-- start of SUPPLIED ENTRIES --

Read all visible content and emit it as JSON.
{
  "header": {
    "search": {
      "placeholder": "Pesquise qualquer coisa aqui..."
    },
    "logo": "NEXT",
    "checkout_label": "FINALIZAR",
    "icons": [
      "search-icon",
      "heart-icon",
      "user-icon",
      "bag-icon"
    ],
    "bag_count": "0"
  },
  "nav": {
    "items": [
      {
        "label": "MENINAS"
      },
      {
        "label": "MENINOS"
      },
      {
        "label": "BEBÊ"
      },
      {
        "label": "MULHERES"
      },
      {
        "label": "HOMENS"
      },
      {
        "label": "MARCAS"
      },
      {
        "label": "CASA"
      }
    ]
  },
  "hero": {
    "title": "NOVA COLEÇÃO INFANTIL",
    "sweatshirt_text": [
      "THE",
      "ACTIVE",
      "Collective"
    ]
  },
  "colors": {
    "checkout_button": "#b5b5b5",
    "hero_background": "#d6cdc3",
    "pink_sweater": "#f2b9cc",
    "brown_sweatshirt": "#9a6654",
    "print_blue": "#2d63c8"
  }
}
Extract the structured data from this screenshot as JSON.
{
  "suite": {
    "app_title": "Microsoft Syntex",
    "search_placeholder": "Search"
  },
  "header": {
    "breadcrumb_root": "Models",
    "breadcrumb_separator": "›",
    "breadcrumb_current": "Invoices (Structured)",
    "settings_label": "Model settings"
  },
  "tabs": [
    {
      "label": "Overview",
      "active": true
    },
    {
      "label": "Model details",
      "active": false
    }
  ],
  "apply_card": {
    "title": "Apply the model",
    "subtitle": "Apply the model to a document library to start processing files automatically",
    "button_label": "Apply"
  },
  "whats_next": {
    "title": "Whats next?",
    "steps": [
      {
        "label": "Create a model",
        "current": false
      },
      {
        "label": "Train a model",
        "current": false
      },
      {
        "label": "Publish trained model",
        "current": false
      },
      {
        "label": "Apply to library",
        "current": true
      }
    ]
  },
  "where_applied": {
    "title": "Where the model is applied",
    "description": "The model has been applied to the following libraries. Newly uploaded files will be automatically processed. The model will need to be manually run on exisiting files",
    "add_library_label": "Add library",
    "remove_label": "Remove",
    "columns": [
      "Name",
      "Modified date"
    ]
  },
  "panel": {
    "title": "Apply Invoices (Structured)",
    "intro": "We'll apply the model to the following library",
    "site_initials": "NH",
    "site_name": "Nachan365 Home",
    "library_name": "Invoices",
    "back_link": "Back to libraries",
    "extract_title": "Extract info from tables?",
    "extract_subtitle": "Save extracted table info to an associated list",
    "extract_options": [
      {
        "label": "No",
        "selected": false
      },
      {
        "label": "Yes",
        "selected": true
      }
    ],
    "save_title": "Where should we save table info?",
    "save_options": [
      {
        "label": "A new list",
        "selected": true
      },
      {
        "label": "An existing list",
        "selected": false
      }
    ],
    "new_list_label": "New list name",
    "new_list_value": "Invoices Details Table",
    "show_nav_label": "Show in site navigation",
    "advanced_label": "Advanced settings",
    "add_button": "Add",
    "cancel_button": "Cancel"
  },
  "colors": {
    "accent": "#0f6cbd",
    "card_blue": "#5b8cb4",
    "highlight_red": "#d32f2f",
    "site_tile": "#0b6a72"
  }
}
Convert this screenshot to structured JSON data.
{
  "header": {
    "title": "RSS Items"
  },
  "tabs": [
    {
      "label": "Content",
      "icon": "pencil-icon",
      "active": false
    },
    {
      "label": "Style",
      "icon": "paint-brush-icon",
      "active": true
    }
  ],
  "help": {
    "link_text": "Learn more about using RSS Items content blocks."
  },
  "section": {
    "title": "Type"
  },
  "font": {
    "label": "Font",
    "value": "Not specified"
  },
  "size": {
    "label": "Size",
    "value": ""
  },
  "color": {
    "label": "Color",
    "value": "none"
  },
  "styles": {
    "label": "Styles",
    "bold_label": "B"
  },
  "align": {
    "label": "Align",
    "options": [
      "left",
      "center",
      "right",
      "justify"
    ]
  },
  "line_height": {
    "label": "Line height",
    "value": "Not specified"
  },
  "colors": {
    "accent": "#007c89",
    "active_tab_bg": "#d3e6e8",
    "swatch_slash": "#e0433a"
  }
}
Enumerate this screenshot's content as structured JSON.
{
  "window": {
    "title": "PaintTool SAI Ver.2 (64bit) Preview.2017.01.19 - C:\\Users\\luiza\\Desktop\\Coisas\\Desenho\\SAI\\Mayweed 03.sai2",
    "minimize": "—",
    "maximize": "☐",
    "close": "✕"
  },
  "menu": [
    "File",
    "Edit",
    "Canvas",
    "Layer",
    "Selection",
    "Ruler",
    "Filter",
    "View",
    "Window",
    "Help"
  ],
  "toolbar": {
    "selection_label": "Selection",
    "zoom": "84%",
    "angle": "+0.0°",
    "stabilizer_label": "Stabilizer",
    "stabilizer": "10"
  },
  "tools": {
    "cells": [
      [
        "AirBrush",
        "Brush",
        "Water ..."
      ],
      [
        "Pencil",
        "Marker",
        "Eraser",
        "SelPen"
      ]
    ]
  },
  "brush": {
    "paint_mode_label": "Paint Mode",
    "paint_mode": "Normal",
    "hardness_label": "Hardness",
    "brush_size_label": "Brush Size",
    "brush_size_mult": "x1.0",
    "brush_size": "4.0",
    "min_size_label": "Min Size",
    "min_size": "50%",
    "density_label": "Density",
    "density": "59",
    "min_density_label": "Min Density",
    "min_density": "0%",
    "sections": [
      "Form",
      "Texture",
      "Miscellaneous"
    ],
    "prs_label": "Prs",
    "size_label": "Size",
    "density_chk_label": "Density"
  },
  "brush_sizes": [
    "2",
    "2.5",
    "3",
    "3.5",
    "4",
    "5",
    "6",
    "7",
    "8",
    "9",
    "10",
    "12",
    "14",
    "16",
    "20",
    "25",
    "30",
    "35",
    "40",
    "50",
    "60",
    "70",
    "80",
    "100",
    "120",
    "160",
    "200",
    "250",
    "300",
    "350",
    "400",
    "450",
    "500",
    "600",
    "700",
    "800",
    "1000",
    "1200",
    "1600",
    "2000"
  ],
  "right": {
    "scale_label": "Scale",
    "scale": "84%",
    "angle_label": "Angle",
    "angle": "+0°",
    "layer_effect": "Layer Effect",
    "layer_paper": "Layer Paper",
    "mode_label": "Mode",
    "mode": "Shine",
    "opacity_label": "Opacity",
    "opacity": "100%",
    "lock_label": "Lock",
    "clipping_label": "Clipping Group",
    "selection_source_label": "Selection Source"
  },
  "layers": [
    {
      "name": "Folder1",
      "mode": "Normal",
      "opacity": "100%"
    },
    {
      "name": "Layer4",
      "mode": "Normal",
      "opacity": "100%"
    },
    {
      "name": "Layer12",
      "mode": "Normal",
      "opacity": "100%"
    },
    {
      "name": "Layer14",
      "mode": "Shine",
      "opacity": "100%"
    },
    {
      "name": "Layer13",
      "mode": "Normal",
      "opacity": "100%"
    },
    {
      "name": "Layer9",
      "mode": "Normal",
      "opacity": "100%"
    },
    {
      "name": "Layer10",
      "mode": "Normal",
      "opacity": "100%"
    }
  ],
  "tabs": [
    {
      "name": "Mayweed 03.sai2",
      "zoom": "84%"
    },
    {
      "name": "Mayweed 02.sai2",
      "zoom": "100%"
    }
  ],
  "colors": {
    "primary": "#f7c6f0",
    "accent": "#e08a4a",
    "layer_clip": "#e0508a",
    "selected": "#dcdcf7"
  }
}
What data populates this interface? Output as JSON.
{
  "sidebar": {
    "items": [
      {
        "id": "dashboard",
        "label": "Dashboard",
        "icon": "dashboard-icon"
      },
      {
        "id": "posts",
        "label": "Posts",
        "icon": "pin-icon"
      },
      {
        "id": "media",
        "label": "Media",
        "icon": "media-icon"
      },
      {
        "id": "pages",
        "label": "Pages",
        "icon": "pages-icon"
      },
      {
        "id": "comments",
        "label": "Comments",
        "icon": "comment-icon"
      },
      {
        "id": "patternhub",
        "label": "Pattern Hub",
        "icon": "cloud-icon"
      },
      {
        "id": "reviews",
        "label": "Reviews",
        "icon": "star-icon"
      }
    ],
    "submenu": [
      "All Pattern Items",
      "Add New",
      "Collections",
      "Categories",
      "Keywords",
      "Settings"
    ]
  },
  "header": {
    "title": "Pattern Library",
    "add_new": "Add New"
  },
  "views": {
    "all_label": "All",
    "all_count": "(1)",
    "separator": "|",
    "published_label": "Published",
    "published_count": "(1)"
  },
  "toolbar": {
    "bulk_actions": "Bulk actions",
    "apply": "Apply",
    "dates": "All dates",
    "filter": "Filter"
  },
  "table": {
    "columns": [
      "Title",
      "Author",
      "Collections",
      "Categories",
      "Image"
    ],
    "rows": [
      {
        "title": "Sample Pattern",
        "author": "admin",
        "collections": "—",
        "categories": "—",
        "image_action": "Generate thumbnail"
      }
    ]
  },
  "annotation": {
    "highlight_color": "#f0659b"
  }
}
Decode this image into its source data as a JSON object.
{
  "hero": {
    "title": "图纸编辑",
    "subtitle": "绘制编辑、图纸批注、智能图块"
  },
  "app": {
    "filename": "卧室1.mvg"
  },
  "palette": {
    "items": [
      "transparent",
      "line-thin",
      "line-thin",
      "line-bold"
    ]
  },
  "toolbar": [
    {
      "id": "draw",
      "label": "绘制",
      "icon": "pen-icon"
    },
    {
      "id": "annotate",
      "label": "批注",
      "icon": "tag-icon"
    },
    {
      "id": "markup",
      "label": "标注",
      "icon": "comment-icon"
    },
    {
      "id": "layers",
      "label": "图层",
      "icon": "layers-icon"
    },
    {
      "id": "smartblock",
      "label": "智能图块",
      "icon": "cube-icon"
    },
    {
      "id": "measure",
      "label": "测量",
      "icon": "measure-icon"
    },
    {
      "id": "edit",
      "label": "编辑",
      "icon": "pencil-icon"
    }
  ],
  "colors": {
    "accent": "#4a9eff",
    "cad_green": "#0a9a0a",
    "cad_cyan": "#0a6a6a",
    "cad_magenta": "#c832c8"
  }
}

-- end of SUPPLIED ENTRIES --

* AIM OF THE EXERCISE: Write out exactly the lines from the line holding "Decode this image" through the last line of the data, and nothing besides those lines.

* EXERCISE SOLUTION:
Decode this image into its source data as a JSON object.
{
  "hero": {
    "title": "图纸编辑",
    "subtitle": "绘制编辑、图纸批注、智能图块"
  },
  "app": {
    "filename": "卧室1.mvg"
  },
  "palette": {
    "items": [
      "transparent",
      "line-thin",
      "line-thin",
      "line-bold"
    ]
  },
  "toolbar": [
    {
      "id": "draw",
      "label": "绘制",
      "icon": "pen-icon"
    },
    {
      "id": "annotate",
      "label": "批注",
      "icon": "tag-icon"
    },
    {
      "id": "markup",
      "label": "标注",
      "icon": "comment-icon"
    },
    {
      "id": "layers",
      "label": "图层",
      "icon": "layers-icon"
    },
    {
      "id": "smartblock",
      "label": "智能图块",
      "icon": "cube-icon"
    },
    {
      "id": "measure",
      "label": "测量",
      "icon": "measure-icon"
    },
    {
      "id": "edit",
      "label": "编辑",
      "icon": "pencil-icon"
    }
  ],
  "colors": {
    "accent": "#4a9eff",
    "cad_green": "#0a9a0a",
    "cad_cyan": "#0a6a6a",
    "cad_magenta": "#c832c8"
  }
}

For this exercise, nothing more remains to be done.